Selected passage
────────────────────────────────────────
Iron Love

IFBB figure pro Kenyatta Jones-Arietta discusses the gym, relationships and competition prep

April 25, 2013
Iron Love

Rudy and I didn’t meet in the gym. In fact, we had been married for seven years before I bought my first official gym membership. With Ru, “gym” came as a packaged deal. He tried to introduce “us” pretty early on but at that time, I had absolutely no use for it. I was a size 6 without effort and had absolutely no interest in sweating out my weave just because.

Ru has always been into sports and fitness. But after the birth of our eldest son, I became very jealous of his relationship with “gym”. “Why was he spending so much time there? Does he have a girlfriend? Is all that working out really necessary?? Because of my insecurities he began to cut back on his training. And though he was a trooper and rolled with it, it began to change him. He wasn’t as calm and relaxed as he had been when he was able to train more consistently. It wasn’t good.
────────────────────────────────────────
Tasks for this exercise
(a) In the Iron Love essay, why did Ru start cutting back on his training? Answer in one to three sentences.
(b) Resume the Iron Love essay about Ru and the gym from its last sentence.
The material that follows plays no part in this.

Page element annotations
────────────────────────────────────────
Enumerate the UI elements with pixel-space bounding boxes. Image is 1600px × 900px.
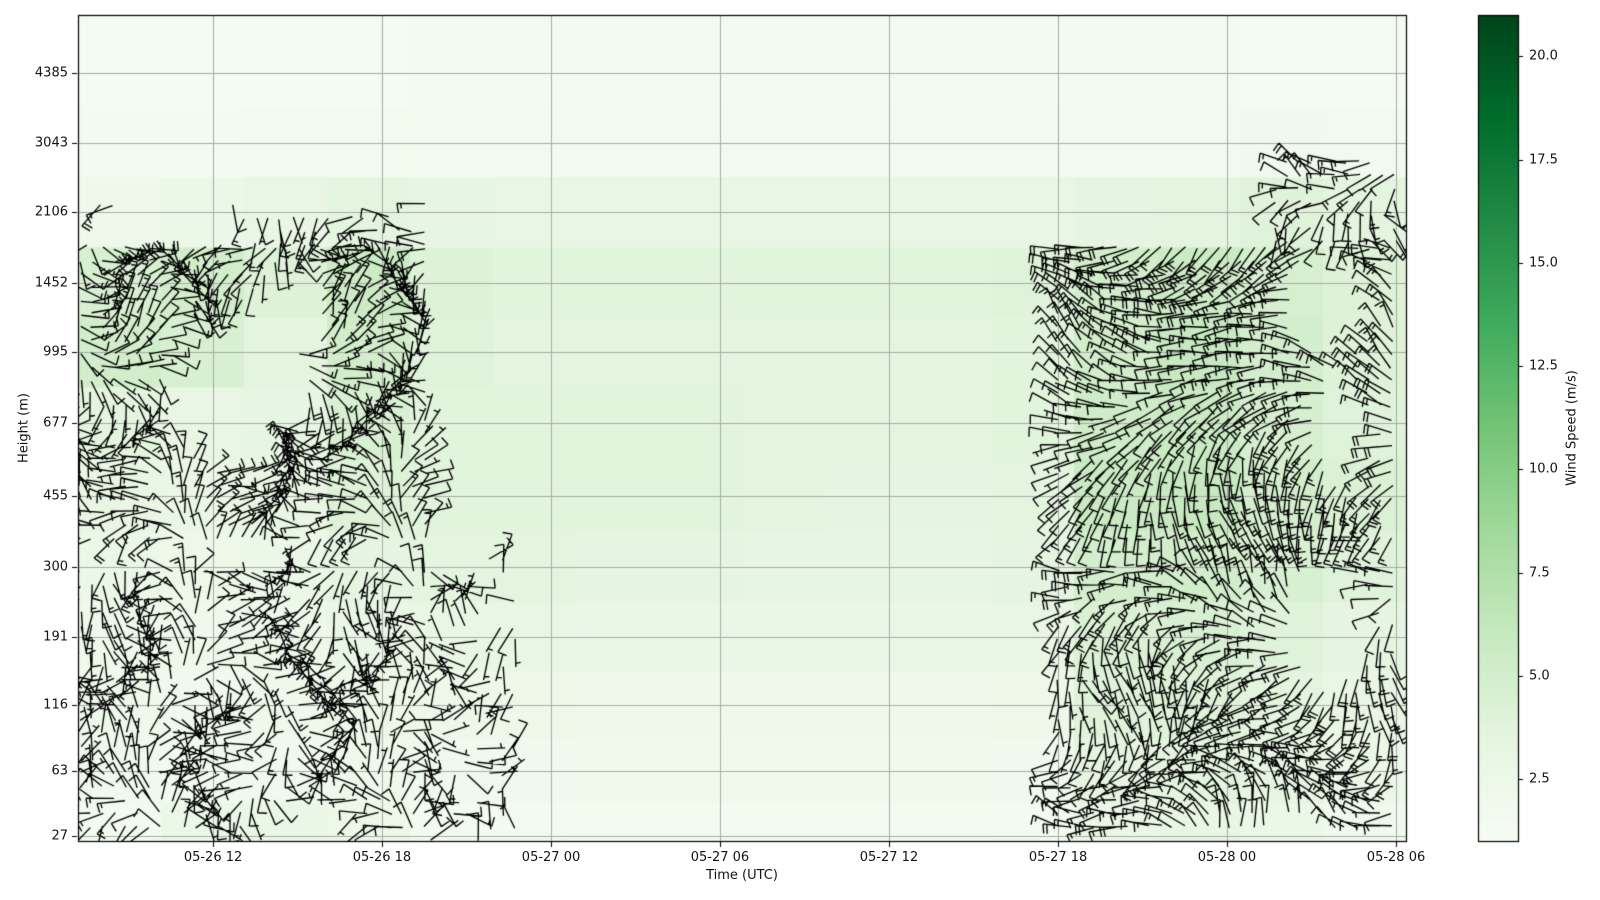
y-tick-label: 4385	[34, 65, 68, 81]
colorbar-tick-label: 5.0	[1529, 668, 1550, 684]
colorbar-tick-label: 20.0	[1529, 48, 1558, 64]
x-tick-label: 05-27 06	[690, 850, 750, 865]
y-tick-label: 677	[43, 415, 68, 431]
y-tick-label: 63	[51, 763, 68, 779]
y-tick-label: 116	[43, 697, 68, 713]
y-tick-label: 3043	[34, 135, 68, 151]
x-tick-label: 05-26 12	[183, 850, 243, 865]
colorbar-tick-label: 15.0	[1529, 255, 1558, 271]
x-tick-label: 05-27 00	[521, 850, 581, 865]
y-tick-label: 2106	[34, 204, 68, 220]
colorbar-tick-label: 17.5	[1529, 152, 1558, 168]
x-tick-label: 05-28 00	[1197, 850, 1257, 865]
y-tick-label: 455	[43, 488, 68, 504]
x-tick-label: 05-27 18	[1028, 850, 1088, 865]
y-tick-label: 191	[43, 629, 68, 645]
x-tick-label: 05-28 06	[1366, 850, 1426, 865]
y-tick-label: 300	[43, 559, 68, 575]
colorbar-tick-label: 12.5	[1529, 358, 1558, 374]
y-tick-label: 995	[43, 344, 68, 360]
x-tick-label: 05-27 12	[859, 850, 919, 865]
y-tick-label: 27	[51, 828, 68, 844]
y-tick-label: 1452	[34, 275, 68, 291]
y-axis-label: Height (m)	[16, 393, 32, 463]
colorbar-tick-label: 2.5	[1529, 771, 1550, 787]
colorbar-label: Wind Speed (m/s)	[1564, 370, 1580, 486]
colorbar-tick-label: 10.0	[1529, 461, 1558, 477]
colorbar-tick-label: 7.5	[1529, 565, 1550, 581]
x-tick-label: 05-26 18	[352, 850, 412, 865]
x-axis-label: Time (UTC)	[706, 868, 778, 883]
────────────────────────────────────────
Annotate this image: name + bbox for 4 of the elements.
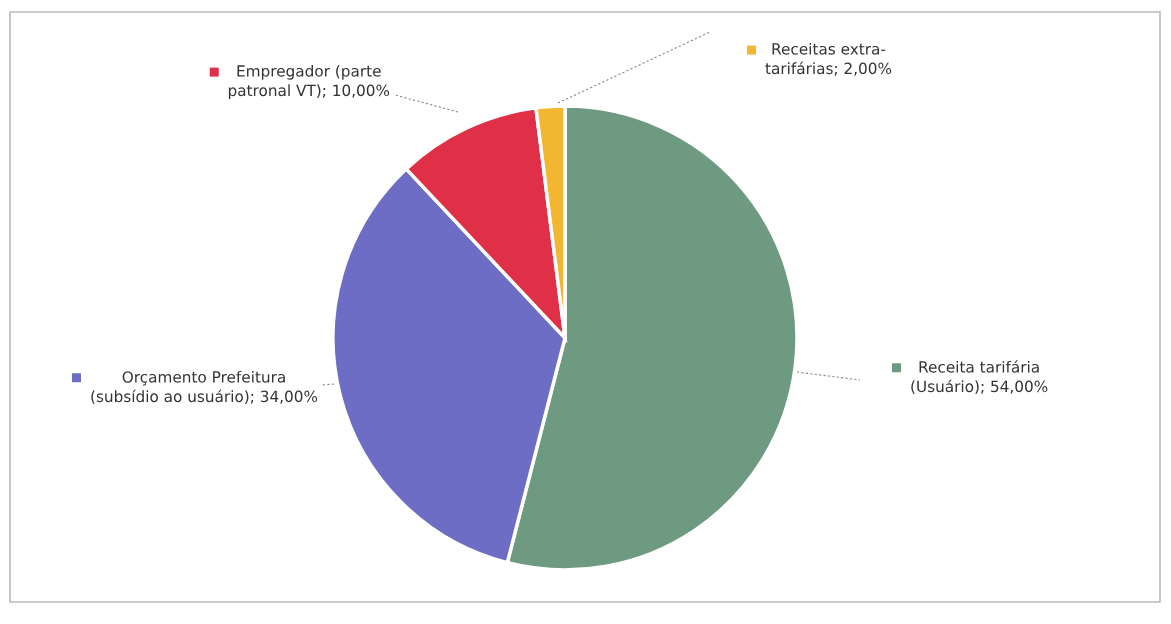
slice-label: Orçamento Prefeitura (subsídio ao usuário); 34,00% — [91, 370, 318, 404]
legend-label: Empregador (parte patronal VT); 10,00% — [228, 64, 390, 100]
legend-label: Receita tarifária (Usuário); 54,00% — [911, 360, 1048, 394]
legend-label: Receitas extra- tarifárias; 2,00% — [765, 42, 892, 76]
────────────────────────────────────────
Responses for each task
(a) Ru cut back because of the writer's insecurities. After their eldest son was born, the writer became jealous of the time he spent at the gym.

(b)
As the universe would have it, after the birth of our youngest son, I went from wearing that cute size 6 to double digits and no, I’m not talking a 10 or a 12 either. When I went shopping for some new digs for work, I actually fit comfortably in a size 20! That’s when it hit me that it was time to do something.

In an effort to become more physical, I decided to start walking. I can remember this day as if it were yesterday… it was too cold to go out so Rudy and I ventured to the mall to get our walk on indoors. We walked the entirety of every floor, pushing the kids along in their double stroller as we walked passed the window displays. We ended up strolling right into a New York Sports Club, which was located smack in the middle of the food court (go figure). Who knew that that would be the beginning of our fit life?

I started out as a cardio queen but still ate dirty and enough for two people. Rudy laughs recounting when I used to think that making eggplant Parmesan draped in ricotta cheese was a healthy meal.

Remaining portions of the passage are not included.